** begin **

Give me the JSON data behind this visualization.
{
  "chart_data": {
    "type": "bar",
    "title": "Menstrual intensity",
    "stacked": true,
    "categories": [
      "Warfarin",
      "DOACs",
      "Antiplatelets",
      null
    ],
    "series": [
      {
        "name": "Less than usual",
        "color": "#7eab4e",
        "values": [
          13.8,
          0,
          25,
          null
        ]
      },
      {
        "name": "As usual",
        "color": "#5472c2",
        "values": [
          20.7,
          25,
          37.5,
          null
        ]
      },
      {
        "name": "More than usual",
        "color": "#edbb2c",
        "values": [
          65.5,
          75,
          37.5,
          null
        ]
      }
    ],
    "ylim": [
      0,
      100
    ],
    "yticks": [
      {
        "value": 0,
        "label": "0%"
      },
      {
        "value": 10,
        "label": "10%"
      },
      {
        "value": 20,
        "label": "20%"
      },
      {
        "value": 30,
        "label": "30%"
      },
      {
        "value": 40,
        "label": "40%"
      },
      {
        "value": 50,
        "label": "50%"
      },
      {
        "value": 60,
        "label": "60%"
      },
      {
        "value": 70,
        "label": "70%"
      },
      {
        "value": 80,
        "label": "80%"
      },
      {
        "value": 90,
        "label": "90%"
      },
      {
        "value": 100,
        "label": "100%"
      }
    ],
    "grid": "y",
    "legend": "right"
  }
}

** end **
** begin **

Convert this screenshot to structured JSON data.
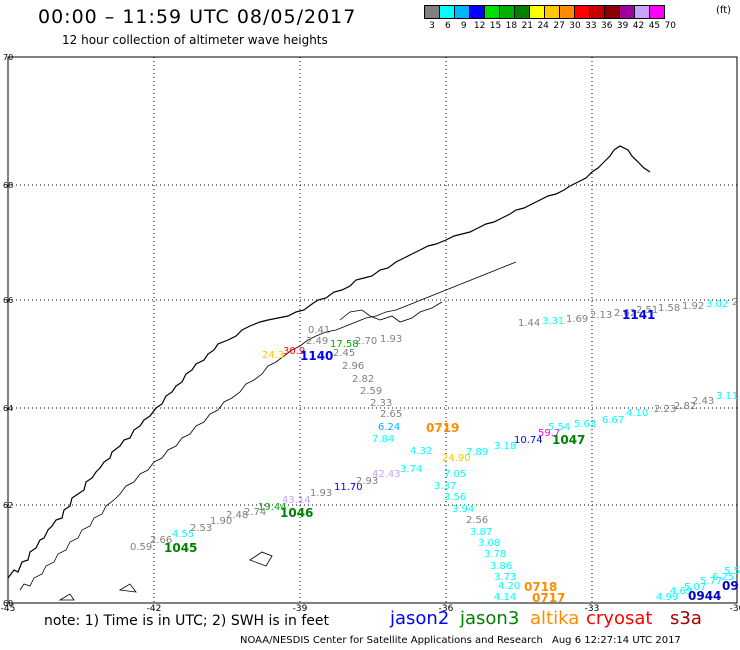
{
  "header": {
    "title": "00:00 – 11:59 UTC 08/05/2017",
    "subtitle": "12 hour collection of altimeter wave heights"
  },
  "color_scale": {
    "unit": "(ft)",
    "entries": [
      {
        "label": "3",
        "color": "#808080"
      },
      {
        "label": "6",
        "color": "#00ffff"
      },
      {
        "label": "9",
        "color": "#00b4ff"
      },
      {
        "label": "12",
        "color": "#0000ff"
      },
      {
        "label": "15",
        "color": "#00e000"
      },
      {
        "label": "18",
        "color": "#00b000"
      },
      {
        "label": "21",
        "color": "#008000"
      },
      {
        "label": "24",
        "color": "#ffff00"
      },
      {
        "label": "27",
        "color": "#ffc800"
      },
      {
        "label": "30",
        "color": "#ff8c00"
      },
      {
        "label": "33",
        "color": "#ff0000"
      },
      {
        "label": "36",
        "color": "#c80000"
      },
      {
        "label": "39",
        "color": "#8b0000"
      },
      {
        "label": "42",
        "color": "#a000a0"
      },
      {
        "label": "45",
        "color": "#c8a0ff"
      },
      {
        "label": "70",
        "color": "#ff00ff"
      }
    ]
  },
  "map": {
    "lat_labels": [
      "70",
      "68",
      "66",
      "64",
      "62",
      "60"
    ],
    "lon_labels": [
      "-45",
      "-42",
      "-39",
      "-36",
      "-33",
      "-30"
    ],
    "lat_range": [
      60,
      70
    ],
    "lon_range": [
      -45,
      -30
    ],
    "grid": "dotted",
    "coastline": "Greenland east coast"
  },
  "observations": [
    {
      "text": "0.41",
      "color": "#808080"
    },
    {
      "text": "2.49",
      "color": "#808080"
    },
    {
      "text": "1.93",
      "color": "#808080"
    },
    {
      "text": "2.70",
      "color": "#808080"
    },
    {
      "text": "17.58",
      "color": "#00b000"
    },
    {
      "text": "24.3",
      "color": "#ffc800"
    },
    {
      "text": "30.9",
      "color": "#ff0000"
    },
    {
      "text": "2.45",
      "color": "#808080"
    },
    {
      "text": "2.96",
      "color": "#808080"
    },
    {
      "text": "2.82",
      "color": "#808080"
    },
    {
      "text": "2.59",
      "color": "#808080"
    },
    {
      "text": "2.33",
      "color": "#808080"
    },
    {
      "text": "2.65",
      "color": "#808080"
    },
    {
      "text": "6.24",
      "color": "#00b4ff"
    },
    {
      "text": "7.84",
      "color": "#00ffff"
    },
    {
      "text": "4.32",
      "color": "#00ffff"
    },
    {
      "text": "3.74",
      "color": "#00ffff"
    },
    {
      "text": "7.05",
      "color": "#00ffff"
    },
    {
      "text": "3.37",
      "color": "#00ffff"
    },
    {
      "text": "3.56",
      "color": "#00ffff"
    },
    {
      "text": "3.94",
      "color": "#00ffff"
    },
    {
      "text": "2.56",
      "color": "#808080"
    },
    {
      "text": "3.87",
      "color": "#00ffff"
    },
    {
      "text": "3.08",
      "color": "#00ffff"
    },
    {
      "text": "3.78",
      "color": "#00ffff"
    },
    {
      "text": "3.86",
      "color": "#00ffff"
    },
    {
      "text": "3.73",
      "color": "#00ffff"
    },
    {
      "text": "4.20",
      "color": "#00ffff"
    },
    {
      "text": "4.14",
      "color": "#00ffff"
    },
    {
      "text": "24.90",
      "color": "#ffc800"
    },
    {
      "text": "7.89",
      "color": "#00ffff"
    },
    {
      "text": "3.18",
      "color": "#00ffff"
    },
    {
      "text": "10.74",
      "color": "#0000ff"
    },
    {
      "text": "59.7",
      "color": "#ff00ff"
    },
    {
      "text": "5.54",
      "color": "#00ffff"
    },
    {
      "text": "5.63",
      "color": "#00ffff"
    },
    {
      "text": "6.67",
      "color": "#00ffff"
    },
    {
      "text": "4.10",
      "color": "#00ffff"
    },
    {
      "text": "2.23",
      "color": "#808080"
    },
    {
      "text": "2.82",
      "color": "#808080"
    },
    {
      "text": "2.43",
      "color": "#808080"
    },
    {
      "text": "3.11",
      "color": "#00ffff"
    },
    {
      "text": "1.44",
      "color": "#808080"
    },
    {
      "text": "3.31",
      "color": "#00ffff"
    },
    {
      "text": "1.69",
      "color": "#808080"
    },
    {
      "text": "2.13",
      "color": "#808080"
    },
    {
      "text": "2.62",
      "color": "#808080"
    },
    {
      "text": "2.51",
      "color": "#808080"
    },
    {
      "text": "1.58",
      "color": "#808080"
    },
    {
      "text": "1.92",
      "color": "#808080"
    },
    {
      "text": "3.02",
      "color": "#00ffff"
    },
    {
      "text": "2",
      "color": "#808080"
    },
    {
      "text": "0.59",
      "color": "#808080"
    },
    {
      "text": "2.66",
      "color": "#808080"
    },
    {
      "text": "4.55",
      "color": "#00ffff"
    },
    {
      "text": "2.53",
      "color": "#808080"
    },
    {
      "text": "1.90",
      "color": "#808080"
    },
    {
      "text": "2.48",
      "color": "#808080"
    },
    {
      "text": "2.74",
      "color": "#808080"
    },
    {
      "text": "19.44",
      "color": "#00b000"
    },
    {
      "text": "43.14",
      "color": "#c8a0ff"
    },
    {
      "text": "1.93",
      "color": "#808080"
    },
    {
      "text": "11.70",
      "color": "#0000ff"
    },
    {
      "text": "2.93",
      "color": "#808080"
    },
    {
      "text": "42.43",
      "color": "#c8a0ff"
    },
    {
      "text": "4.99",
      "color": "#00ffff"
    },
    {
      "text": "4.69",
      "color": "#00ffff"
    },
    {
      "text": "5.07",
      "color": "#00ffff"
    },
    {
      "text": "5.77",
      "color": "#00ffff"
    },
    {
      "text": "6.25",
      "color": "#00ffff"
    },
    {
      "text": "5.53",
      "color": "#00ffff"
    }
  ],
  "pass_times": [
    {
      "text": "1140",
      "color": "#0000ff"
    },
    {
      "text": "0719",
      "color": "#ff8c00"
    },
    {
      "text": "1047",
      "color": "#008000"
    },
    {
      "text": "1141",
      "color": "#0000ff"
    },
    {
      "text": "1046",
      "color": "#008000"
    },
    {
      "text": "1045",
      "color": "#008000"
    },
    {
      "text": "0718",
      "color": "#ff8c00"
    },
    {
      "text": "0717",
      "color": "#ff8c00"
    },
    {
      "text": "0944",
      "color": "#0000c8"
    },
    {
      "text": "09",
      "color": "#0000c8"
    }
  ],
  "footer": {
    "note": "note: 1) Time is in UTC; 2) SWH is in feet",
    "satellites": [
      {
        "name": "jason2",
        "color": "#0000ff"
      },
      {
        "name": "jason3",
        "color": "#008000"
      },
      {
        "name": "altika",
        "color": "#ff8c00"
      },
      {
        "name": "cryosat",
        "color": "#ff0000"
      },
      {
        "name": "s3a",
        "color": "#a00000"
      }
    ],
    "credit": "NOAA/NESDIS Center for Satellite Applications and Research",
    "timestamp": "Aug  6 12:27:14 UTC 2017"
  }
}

** end **

*Work required*:
Locate each line containing the string "name" and show it.

*Finished answer*:
        "name": "Less than usual",
        "name": "As usual",
        "name": "More than usual",
        "name": "jason2",
        "name": "jason3",
        "name": "altika",
        "name": "cryosat",
        "name": "s3a",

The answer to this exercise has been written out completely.